| Problem description |
Every line of the material that follows must be printed again exactly.
═══
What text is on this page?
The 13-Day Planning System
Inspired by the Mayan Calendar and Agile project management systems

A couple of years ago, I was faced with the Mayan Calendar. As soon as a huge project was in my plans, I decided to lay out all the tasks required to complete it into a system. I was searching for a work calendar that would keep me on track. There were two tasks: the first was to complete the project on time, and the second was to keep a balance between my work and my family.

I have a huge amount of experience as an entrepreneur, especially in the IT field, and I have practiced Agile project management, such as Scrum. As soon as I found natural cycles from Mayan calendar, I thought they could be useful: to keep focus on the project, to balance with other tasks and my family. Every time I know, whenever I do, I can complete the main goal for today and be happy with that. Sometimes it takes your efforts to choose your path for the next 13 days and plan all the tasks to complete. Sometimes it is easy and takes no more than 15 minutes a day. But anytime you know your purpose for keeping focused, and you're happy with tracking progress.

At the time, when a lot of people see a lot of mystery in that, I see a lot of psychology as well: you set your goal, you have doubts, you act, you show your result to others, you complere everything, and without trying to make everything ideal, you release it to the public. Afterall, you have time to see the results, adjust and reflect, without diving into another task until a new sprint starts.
═══
| Finished task |
What text is on this page?
The 13-Day Planning System
Inspired by the Mayan Calendar and Agile project management systems

A couple of years ago, I was faced with the Mayan Calendar. As soon as a huge project was in my plans, I decided to lay out all the tasks required to complete it into a system. I was searching for a work calendar that would keep me on track. There were two tasks: the first was to complete the project on time, and the second was to keep a balance between my work and my family.

I have a huge amount of experience as an entrepreneur, especially in the IT field, and I have practiced Agile project management, such as Scrum. As soon as I found natural cycles from Mayan calendar, I thought they could be useful: to keep focus on the project, to balance with other tasks and my family. Every time I know, whenever I do, I can complete the main goal for today and be happy with that. Sometimes it takes your efforts to choose your path for the next 13 days and plan all the tasks to complete. Sometimes it is easy and takes no more than 15 minutes a day. But anytime you know your purpose for keeping focused, and you're happy with tracking progress.

At the time, when a lot of people see a lot of mystery in that, I see a lot of psychology as well: you set your goal, you have doubts, you act, you show your result to others, you complere everything, and without trying to make everything ideal, you release it to the public. Afterall, you have time to see the results, adjust and reflect, without diving into another task until a new sprint starts.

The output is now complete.